* [PROVIDED TEXT]
2.On the cover page of the prospectus, please consider adding disclosure that the rights offering will be dilutive for the shareholders who do not subscribe for shares in the rights offering.

 

Response: The Fund does not expect the Offering will be dilutive with respect to net asset value for Stockholders who do not fully subscribe because the Offering price is set at a premium to NAV and the estimated expenses of the Offering are expected to be more than offset by the increase in the net assets of the Fund. As the Offering may be dilutive with respect to the voting power of Stockholders who do not fully subscribe, the following has been added to the cover page of the prospectus:

 

“The offering may substantially dilute the voting power of Stockholders who do not fully exercise their Rights since they will own a smaller proportionate interest in the Fund upon completion of the offering.”

 

3.Please confirm compliance with the amendments adopted by the Securities and Exchange Commission pursuant to a directive from the 2015 Fixing America’s Surface Transportation Act (the “FAST Act”).

 

Response: We hereby confirm the Registration Statement complies with the requirements of the FAST Act, including the hyperlinking of exhibits to and filings incorporated by reference in the Registration Statement.

 

4.In the Summary Section, please consider adding a section that covers the logistics of subscribing in the rights offering (ie, how to subscribe for shares and similar details).

 

Response: The requested disclosure has been added as a new “How to Exercise Rights” subsection of the Summary section of the prospectus.

 

 

 

 

 

March 31, 2021

Page 3

 

5.In the Summary Section of the prospectus, where the term “return of capital” is first used, please include a plain English definition of such term.

* [THE REQUEST] Reproduce the comment letter responses on the rights offering above word for word, in full.

* [MATERIAL SUPPLIED]
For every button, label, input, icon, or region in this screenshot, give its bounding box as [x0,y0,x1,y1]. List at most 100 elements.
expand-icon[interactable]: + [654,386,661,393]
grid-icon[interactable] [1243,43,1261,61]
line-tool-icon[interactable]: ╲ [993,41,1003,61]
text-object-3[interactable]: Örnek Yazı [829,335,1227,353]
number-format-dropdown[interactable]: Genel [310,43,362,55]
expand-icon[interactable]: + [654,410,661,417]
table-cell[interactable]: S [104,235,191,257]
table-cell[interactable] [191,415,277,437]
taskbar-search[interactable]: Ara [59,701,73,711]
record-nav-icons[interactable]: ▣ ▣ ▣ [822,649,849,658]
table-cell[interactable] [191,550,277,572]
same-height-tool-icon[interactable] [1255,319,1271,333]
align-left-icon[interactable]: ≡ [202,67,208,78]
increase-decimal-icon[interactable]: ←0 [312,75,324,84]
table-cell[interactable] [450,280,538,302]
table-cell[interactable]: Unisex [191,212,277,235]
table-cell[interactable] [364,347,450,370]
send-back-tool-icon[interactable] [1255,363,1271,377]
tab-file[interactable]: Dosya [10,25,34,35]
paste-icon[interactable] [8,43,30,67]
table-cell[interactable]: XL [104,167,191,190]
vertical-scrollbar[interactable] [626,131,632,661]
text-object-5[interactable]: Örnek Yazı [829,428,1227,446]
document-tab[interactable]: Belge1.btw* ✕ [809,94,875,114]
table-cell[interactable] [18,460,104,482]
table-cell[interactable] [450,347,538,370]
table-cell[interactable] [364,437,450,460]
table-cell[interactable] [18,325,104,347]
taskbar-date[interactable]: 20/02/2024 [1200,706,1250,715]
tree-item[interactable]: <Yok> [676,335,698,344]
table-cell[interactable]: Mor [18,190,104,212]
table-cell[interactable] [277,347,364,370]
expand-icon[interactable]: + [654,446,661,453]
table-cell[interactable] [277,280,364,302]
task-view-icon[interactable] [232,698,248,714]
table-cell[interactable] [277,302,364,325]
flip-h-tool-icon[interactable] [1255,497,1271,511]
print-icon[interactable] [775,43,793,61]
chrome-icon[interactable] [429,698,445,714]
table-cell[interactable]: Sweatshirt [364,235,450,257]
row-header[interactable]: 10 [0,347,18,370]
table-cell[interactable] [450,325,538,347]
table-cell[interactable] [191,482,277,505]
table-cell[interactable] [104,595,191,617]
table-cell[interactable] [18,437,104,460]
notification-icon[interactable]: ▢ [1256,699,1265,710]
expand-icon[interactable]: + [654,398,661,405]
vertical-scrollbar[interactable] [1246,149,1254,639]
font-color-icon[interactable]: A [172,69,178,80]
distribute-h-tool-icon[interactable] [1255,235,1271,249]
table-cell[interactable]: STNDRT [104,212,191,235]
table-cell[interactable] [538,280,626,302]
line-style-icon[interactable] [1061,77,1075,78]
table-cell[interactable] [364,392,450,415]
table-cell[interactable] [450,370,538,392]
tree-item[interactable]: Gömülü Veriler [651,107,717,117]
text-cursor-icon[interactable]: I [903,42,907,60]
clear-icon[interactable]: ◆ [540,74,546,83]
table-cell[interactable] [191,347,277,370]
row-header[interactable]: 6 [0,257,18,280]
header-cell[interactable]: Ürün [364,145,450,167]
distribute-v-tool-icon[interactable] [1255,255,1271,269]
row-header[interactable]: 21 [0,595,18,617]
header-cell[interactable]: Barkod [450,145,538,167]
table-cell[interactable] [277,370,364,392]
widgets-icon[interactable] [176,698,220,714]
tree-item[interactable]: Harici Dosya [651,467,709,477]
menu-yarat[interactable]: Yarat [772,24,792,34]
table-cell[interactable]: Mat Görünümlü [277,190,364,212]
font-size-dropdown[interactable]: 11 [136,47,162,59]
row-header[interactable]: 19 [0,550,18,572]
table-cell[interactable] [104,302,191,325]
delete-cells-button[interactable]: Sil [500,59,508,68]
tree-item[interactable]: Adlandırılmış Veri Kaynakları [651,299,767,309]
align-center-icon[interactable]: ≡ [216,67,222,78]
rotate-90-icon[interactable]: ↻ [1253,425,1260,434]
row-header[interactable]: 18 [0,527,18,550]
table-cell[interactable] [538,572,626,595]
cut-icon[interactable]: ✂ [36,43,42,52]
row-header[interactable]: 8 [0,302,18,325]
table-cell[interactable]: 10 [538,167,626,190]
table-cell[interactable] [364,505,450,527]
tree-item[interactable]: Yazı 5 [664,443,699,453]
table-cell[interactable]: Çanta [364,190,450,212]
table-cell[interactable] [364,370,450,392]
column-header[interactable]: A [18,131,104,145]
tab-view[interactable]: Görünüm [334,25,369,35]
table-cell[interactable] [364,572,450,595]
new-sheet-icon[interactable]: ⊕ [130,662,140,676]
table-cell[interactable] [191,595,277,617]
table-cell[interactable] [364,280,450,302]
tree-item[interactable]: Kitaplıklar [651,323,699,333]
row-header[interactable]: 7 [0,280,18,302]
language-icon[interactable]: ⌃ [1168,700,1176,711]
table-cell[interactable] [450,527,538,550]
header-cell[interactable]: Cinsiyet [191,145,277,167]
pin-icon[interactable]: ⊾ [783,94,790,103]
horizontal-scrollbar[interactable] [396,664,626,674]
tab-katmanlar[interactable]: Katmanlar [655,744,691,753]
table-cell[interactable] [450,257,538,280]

* [EXERCISE OUTPUT]
2.On the cover page of the prospectus, please consider adding disclosure that the rights offering will be dilutive for the shareholders who do not subscribe for shares in the rights offering.

 

Response: The Fund does not expect the Offering will be dilutive with respect to net asset value for Stockholders who do not fully subscribe because the Offering price is set at a premium to NAV and the estimated expenses of the Offering are expected to be more than offset by the increase in the net assets of the Fund. As the Offering may be dilutive with respect to the voting power of Stockholders who do not fully subscribe, the following has been added to the cover page of the prospectus:

 

“The offering may substantially dilute the voting power of Stockholders who do not fully exercise their Rights since they will own a smaller proportionate interest in the Fund upon completion of the offering.”

 

3.Please confirm compliance with the amendments adopted by the Securities and Exchange Commission pursuant to a directive from the 2015 Fixing America’s Surface Transportation Act (the “FAST Act”).

 

Response: We hereby confirm the Registration Statement complies with the requirements of the FAST Act, including the hyperlinking of exhibits to and filings incorporated by reference in the Registration Statement.

 

4.In the Summary Section, please consider adding a section that covers the logistics of subscribing in the rights offering (ie, how to subscribe for shares and similar details).

 

Response: The requested disclosure has been added as a new “How to Exercise Rights” subsection of the Summary section of the prospectus.

 

 

 

 

 

March 31, 2021

Page 3

 

5.In the Summary Section of the prospectus, where the term “return of capital” is first used, please include a plain English definition of such term.